SUPPLIED DATA -
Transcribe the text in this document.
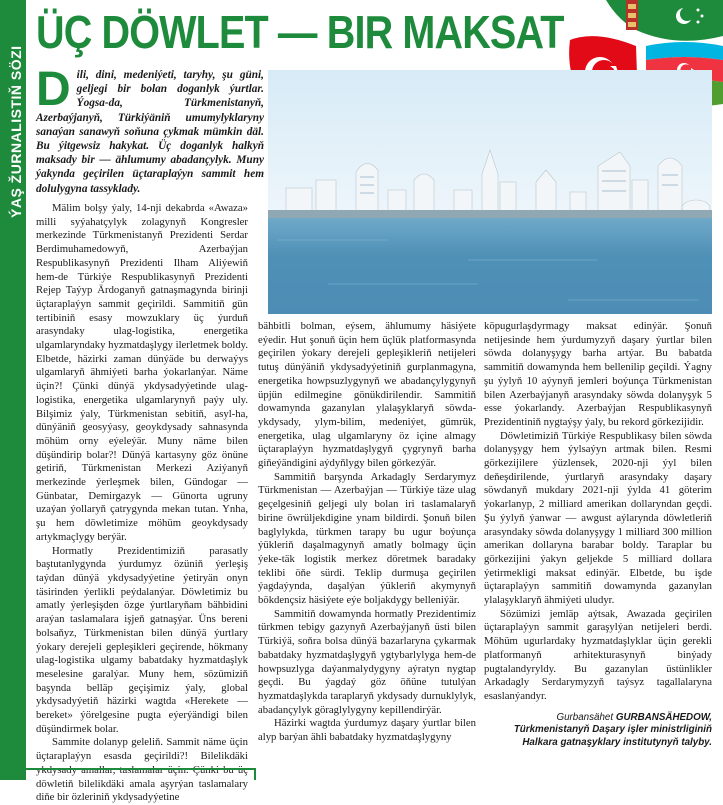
ÝAŞ ŽURNALISTIŇ SÖZI
ÜÇ DÖWLET — BIR MAKSAT
Dili, dini, medeniýeti, taryhy, şu güni, geljegi bir bolan doganlyk ýurtlar. Ýogsa-da, Türkmenistanyň, Azerbaýjanyň, Türkiýäniň umumylyklaryny sanaýan sanawyň soňuna çykmak mümkin däl. Bu ýitgewsiz hakykat. Üç doganlyk halkyň maksady bir — ählumumy abadançylyk. Muny ýakynda geçirilen üçtaraplaýyn sammit hem dolulygyna tassyklady.

Mälim bolşy ýaly, 14-nji dekabrda «Awaza» milli syýahatçylyk zolagynyň Kongresler merkezinde Türkmenistanyň Prezidenti Serdar Berdimuhamedowyň, Azerbaýjan Respublikasynyň Prezidenti Ilham Aliýewiň hem-de Türkiýe Respublikasynyň Prezidenti Rejep Taýyp Ärdoganyň gatnaşmagynda birinji üçtaraplaýyn sammit geçirildi. Sammitiň gün tertibiniň esasy mowzuklary üç ýurduň arasyndaky ulag-logistika, energetika ulgamlaryndaky hyzmatdaşlygy ilerletmek boldy. Elbetde, häzirki zaman dünýäde bu derwaýys ulgamlaryň ähmiýeti barha ýokarlanýar. Näme üçin?! Çünki dünýä ykdysadyýetinde ulag-logistika, energetika ulgamlarynyň paýy uly. Bilşimiz ýaly, Türkmenistan sebitiň, asyl-ha, dünýäniň geosyýasy, geoykdysady sahnasynda möhüm orny eýeleýär. Muny näme bilen düşündirip bolar?! Dünýä kartasyny göz önüne getiriň, Türkmenistan Merkezi Aziýanyň merkezinde ýerleşmek bilen, Gündogar — Günbatar, Demirgazyk — Günorta ugruny uzaýan ýollaryň çatrygynda mekan tutan. Ynha, şu hem döwletimize möhüm geoykdysady artykmaçlygy berýär.

Hormatly Prezidentimiziň parasatly baştutanlygynda ýurdumyz özüniň ýerleşiş taýdan dünýä ykdysadyýetine ýetiryän onyn täsirinden ýerlikli peýdalanýar. Döwletimiz bu amatly ýerleşişden özge ýurtlaryňam bähbidini araýan taslamalara işjeň gatnaşýar. Üns bereni bolsaňyz, Türkmenistan bilen dünýä ýurtlary ýokary derejeli gepleşikleri geçirende, hökmany ulag-logistika ulgamy babatdaky hyzmatdaşlyk meselesine garalýar. Muny hem, sözümiziň başynda belläp geçişimiz ýaly, global ykdysadyýetiň häzirki wagtda «Herekete — bereket» ýörelgesine pugta eýerýändigi bilen düşündirmek bolar.

Sammite dolanyp geleliň. Sammit näme üçin üçtaraplaýyn esasda geçirildi?! Bilelikdäki ykdysady amallar, taslamalar üçin. Çünki bu üç döwletiň bilelikdäki amala aşyrýan taslamalary diňe bir özleriniň ykdysadyýetine

bähbitli bolman, eýsem, ählumumy häsiýete eýedir. Hut şonuň üçin hem üçlük platformasynda geçirilen ýokary derejeli gepleşikleriň netijeleri tutuş dünýäniň ykdysadyýetiniň gurplanmagyna, energetika howpsuzlygynyň we abadançylygynyň üpjün edilmegine gönükdirilendir. Sammitiň dowamynda gazanylan ylalaşyklaryň söwda-ykdysady, ylym-bilim, medeniýet, gümrük, energetika, ulag ulgamlaryny öz içine almagy üçtaraplaýyn hyzmatdaşlygyň çygrynyň barha giňeýändigini aýdyňlygy bilen görkezýär.

Sammitiň barşynda Arkadagly Serdarymyz Türkmenistan — Azerbaýjan — Türkiýe täze ulag geçelgesiniň geljegi uly bolan iri taslamalaryň birine öwrüljekdigine ynam bildirdi. Şonuň bilen baglylykda, türkmen tarapy bu ugur boýunça ýükleriň daşalmagynyň amatly bolmagy üçin ýeke-täk logistik merkez döretmek baradaky teklibi öňe sürdi. Teklip durmuşa geçirilen ýagdaýynda, daşalýan ýükleriň akymynyň bökdençsiz häsiýete eýe boljakdygy belleniýär.

Sammitiň dowamynda hormatly Prezidentimiz türkmen tebigy gazynyň Azerbaýjanyň üsti bilen Türkiýä, soňra bolsa dünýä bazarlaryna çykarmak babatdaky hyzmatdaşlygyň ygtybarlylyga hem-de howpsuzlyga daýanmalydygyny aýratyn nygtap geçdi. Bu ýagdaý göz öňüne tutulýan hyzmatdaşlykda taraplaryň ykdysady durnuklylyk, abadançylyk göraglylygyny kepillendirýär.

Häzirki wagtda ýurdumyz daşary ýurtlar bilen alyp barýan ähli babatdaky hyzmatdaşlygyny

köpugurlaşdyrmagy maksat edinýär. Şonuň netijesinde hem ýurdumyzyň daşary ýurtlar bilen söwda dolanyşygy barha artýar. Bu babatda sammitiň dowamynda hem bellenilip geçildi. Ýagny şu ýylyň 10 aýynyň jemleri boýunça Türkmenistan bilen Azerbaýjanyň arasyndaky söwda dolanyşyk 5 esse ýokarlandy. Azerbaýjan Respublikasynyň Prezidentiniň nygtaýşy ýaly, bu rekord görkezijidir.

Döwletimiziň Türkiýe Respublikasy bilen söwda dolanyşygy hem ýylsaýyn artmak bilen. Resmi görkezijilere ýüzlensek, 2020-nji ýyl bilen deňeşdirilende, ýurtlaryň arasyndaky daşary söwdanyň mukdary 2021-nji ýylda 41 göterim ýokarlanyp, 2 milliard amerikan dollaryndan geçdi. Şu ýylyň ýanwar — awgust aýlarynda döwletleriň arasyndaky söwda dolanyşygy 1 milliard 300 million amerikan dollaryna barabar boldy. Taraplar bu görkezijini ýakyn geljekde 5 milliard dollara ýetirmekligi maksat edinýär. Elbetde, bu işde üçtaraplaýyn sammitiň dowamynda gazanylan ylalaşyklaryň ähmiýeti uludyr.

Sözümizi jemläp aýtsak, Awazada geçirilen üçtaraplaýyn sammit garaşylýan netijeleri berdi. Möhüm ugurlardaky hyzmatdaşlyklar üçin gerekli platformanyň arhitekturasynyň binýady pugtalandyryldy. Bu gazanylan üstünlikler Arkadagly Serdarymyzyň taýsyz tagallalaryna esaslanýandyr.

Gurbansähet GURBANSÄHEDOW,
Türkmenistanyň Daşary işler ministrliginiň Halkara gatnaşyklary institutynyň talyby.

TASK DESCRIPTION -
Every line of the material is to be quoted exactly, with no pictures carried over.

TASK ANSWER -
Transcribe the text in this document.
ÝAŞ ŽURNALISTIŇ SÖZI
ÜÇ DÖWLET — BIR MAKSAT
Dili, dini, medeniýeti, taryhy, şu güni, geljegi bir bolan doganlyk ýurtlar. Ýogsa-da, Türkmenistanyň, Azerbaýjanyň, Türkiýäniň umumylyklaryny sanaýan sanawyň soňuna çykmak mümkin däl. Bu ýitgewsiz hakykat. Üç doganlyk halkyň maksady bir — ählumumy abadançylyk. Muny ýakynda geçirilen üçtaraplaýyn sammit hem dolulygyna tassyklady.

Mälim bolşy ýaly, 14-nji dekabrda «Awaza» milli syýahatçylyk zolagynyň Kongresler merkezinde Türkmenistanyň Prezidenti Serdar Berdimuhamedowyň, Azerbaýjan Respublikasynyň Prezidenti Ilham Aliýewiň hem-de Türkiýe Respublikasynyň Prezidenti Rejep Taýyp Ärdoganyň gatnaşmagynda birinji üçtaraplaýyn sammit geçirildi. Sammitiň gün tertibiniň esasy mowzuklary üç ýurduň arasyndaky ulag-logistika, energetika ulgamlaryndaky hyzmatdaşlygy ilerletmek boldy. Elbetde, häzirki zaman dünýäde bu derwaýys ulgamlaryň ähmiýeti barha ýokarlanýar. Näme üçin?! Çünki dünýä ykdysadyýetinde ulag-logistika, energetika ulgamlarynyň paýy uly. Bilşimiz ýaly, Türkmenistan sebitiň, asyl-ha, dünýäniň geosyýasy, geoykdysady sahnasynda möhüm orny eýeleýär. Muny näme bilen düşündirip bolar?! Dünýä kartasyny göz önüne getiriň, Türkmenistan Merkezi Aziýanyň merkezinde ýerleşmek bilen, Gündogar — Günbatar, Demirgazyk — Günorta ugruny uzaýan ýollaryň çatrygynda mekan tutan. Ynha, şu hem döwletimize möhüm geoykdysady artykmaçlygy berýär.

Hormatly Prezidentimiziň parasatly baştutanlygynda ýurdumyz özüniň ýerleşiş taýdan dünýä ykdysadyýetine ýetiryän onyn täsirinden ýerlikli peýdalanýar. Döwletimiz bu amatly ýerleşişden özge ýurtlaryňam bähbidini araýan taslamalara işjeň gatnaşýar. Üns bereni bolsaňyz, Türkmenistan bilen dünýä ýurtlary ýokary derejeli gepleşikleri geçirende, hökmany ulag-logistika ulgamy babatdaky hyzmatdaşlyk meselesine garalýar. Muny hem, sözümiziň başynda belläp geçişimiz ýaly, global ykdysadyýetiň häzirki wagtda «Herekete — bereket» ýörelgesine pugta eýerýändigi bilen düşündirmek bolar.

Sammite dolanyp geleliň. Sammit näme üçin üçtaraplaýyn esasda geçirildi?! Bilelikdäki ykdysady amallar, taslamalar üçin. Çünki bu üç döwletiň bilelikdäki amala aşyrýan taslamalary diňe bir özleriniň ykdysadyýetine

bähbitli bolman, eýsem, ählumumy häsiýete eýedir. Hut şonuň üçin hem üçlük platformasynda geçirilen ýokary derejeli gepleşikleriň netijeleri tutuş dünýäniň ykdysadyýetiniň gurplanmagyna, energetika howpsuzlygynyň we abadançylygynyň üpjün edilmegine gönükdirilendir. Sammitiň dowamynda gazanylan ylalaşyklaryň söwda-ykdysady, ylym-bilim, medeniýet, gümrük, energetika, ulag ulgamlaryny öz içine almagy üçtaraplaýyn hyzmatdaşlygyň çygrynyň barha giňeýändigini aýdyňlygy bilen görkezýär.

Sammitiň barşynda Arkadagly Serdarymyz Türkmenistan — Azerbaýjan — Türkiýe täze ulag geçelgesiniň geljegi uly bolan iri taslamalaryň birine öwrüljekdigine ynam bildirdi. Şonuň bilen baglylykda, türkmen tarapy bu ugur boýunça ýükleriň daşalmagynyň amatly bolmagy üçin ýeke-täk logistik merkez döretmek baradaky teklibi öňe sürdi. Teklip durmuşa geçirilen ýagdaýynda, daşalýan ýükleriň akymynyň bökdençsiz häsiýete eýe boljakdygy belleniýär.

Sammitiň dowamynda hormatly Prezidentimiz türkmen tebigy gazynyň Azerbaýjanyň üsti bilen Türkiýä, soňra bolsa dünýä bazarlaryna çykarmak babatdaky hyzmatdaşlygyň ygtybarlylyga hem-de howpsuzlyga daýanmalydygyny aýratyn nygtap geçdi. Bu ýagdaý göz öňüne tutulýan hyzmatdaşlykda taraplaryň ykdysady durnuklylyk, abadançylyk göraglylygyny kepillendirýär.

Häzirki wagtda ýurdumyz daşary ýurtlar bilen alyp barýan ähli babatdaky hyzmatdaşlygyny

köpugurlaşdyrmagy maksat edinýär. Şonuň netijesinde hem ýurdumyzyň daşary ýurtlar bilen söwda dolanyşygy barha artýar. Bu babatda sammitiň dowamynda hem bellenilip geçildi. Ýagny şu ýylyň 10 aýynyň jemleri boýunça Türkmenistan bilen Azerbaýjanyň arasyndaky söwda dolanyşyk 5 esse ýokarlandy. Azerbaýjan Respublikasynyň Prezidentiniň nygtaýşy ýaly, bu rekord görkezijidir.

Döwletimiziň Türkiýe Respublikasy bilen söwda dolanyşygy hem ýylsaýyn artmak bilen. Resmi görkezijilere ýüzlensek, 2020-nji ýyl bilen deňeşdirilende, ýurtlaryň arasyndaky daşary söwdanyň mukdary 2021-nji ýylda 41 göterim ýokarlanyp, 2 milliard amerikan dollaryndan geçdi. Şu ýylyň ýanwar — awgust aýlarynda döwletleriň arasyndaky söwda dolanyşygy 1 milliard 300 million amerikan dollaryna barabar boldy. Taraplar bu görkezijini ýakyn geljekde 5 milliard dollara ýetirmekligi maksat edinýär. Elbetde, bu işde üçtaraplaýyn sammitiň dowamynda gazanylan ylalaşyklaryň ähmiýeti uludyr.

Sözümizi jemläp aýtsak, Awazada geçirilen üçtaraplaýyn sammit garaşylýan netijeleri berdi. Möhüm ugurlardaky hyzmatdaşlyklar üçin gerekli platformanyň arhitekturasynyň binýady pugtalandyryldy. Bu gazanylan üstünlikler Arkadagly Serdarymyzyň taýsyz tagallalaryna esaslanýandyr.

Gurbansähet GURBANSÄHEDOW,
Türkmenistanyň Daşary işler ministrliginiň Halkara gatnaşyklary institutynyň talyby.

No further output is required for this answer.